%%
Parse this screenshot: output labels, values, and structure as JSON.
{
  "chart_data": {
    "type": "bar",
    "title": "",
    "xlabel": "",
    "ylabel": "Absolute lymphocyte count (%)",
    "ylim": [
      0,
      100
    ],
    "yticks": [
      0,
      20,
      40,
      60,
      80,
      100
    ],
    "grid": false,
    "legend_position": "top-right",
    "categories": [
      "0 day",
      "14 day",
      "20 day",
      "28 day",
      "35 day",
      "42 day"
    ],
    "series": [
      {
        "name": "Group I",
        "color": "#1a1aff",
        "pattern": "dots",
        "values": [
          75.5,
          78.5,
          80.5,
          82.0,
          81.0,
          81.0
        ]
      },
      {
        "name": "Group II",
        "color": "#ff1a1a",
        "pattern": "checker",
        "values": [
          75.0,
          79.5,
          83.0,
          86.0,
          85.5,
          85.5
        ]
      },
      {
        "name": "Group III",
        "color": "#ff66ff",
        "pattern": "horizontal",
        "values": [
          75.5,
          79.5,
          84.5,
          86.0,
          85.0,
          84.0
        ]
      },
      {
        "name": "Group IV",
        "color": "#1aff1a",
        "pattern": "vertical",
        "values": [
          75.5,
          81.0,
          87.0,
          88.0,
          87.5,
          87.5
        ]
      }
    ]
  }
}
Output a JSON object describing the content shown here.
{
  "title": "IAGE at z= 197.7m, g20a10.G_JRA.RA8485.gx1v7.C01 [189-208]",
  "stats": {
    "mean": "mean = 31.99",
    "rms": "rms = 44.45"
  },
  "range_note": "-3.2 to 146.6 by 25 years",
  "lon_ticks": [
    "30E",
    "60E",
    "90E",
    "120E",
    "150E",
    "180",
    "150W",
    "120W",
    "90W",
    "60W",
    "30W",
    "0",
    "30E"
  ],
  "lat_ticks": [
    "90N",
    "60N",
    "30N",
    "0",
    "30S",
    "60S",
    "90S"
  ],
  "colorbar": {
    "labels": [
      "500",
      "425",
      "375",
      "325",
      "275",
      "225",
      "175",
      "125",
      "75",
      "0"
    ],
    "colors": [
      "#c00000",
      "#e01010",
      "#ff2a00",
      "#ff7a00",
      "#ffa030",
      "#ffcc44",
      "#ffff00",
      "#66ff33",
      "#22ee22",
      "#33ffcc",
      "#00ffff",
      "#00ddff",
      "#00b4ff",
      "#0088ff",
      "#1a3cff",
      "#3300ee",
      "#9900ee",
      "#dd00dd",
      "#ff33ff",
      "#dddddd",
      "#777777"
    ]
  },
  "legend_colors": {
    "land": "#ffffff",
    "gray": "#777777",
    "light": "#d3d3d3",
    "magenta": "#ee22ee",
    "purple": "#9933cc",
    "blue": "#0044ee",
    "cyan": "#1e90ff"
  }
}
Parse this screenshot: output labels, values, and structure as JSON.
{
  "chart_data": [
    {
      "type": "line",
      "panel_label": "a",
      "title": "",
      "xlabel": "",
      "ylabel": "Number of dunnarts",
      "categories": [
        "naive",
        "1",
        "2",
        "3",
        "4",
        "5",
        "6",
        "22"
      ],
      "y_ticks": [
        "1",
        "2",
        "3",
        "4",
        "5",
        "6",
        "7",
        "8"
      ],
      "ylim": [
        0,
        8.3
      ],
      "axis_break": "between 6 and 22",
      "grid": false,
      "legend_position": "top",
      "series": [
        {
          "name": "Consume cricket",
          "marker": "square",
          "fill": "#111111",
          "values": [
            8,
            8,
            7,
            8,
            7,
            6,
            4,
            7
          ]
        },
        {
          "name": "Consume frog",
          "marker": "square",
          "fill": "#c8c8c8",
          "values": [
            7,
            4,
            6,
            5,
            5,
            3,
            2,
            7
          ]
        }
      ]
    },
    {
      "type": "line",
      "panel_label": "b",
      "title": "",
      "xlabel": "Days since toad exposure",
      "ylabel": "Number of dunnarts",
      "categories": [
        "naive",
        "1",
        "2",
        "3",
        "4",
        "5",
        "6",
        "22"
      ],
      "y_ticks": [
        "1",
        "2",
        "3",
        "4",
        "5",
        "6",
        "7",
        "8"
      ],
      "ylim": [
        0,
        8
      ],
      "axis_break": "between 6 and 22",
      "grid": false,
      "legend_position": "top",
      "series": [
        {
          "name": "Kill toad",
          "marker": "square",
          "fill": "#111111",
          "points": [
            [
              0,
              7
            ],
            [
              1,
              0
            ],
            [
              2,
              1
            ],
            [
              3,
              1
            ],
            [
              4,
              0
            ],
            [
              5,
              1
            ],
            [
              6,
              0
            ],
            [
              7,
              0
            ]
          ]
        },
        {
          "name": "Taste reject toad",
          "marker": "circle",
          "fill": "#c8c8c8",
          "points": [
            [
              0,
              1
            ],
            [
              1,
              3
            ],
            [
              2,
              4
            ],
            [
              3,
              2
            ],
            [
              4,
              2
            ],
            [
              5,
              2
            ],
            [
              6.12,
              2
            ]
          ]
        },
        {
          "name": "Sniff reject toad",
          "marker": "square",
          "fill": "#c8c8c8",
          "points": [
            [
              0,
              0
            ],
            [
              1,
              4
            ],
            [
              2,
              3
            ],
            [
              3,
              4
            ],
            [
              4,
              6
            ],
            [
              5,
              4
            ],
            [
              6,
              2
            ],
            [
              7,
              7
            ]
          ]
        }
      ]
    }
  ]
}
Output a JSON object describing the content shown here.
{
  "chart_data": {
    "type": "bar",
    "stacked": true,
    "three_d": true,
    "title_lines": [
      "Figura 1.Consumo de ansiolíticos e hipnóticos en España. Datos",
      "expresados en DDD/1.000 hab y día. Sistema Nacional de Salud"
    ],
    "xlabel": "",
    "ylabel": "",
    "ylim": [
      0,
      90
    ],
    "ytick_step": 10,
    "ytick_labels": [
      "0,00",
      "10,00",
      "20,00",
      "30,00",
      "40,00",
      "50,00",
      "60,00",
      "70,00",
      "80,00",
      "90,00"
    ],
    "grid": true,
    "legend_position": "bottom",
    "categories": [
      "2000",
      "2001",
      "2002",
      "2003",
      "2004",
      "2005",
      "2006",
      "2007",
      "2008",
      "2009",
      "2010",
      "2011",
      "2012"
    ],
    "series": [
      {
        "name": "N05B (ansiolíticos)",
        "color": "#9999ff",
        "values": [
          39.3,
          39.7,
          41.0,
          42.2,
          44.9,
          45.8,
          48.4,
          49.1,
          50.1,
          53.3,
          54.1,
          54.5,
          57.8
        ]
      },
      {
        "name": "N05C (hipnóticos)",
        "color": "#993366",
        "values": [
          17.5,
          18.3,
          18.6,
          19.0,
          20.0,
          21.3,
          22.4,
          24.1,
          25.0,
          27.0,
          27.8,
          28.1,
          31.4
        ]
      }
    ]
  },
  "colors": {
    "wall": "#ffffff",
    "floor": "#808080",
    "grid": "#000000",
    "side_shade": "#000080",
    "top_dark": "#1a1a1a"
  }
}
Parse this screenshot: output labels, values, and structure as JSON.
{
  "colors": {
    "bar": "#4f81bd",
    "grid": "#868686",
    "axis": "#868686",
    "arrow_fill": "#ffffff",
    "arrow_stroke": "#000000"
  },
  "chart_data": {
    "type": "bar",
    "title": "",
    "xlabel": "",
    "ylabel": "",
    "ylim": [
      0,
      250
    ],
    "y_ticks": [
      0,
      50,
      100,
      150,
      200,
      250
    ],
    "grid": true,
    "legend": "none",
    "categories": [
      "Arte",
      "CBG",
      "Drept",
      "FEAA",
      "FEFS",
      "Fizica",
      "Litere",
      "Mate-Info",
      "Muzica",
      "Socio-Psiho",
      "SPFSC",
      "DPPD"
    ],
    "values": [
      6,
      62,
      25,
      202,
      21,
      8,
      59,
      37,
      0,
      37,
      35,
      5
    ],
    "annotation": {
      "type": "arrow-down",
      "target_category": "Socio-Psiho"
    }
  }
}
%%
## [Stated problem]
Look through the material above. Copy each line where the word "Consume" appears.

## [Full response]
          "name": "Consume cricket",
          "name": "Consume frog",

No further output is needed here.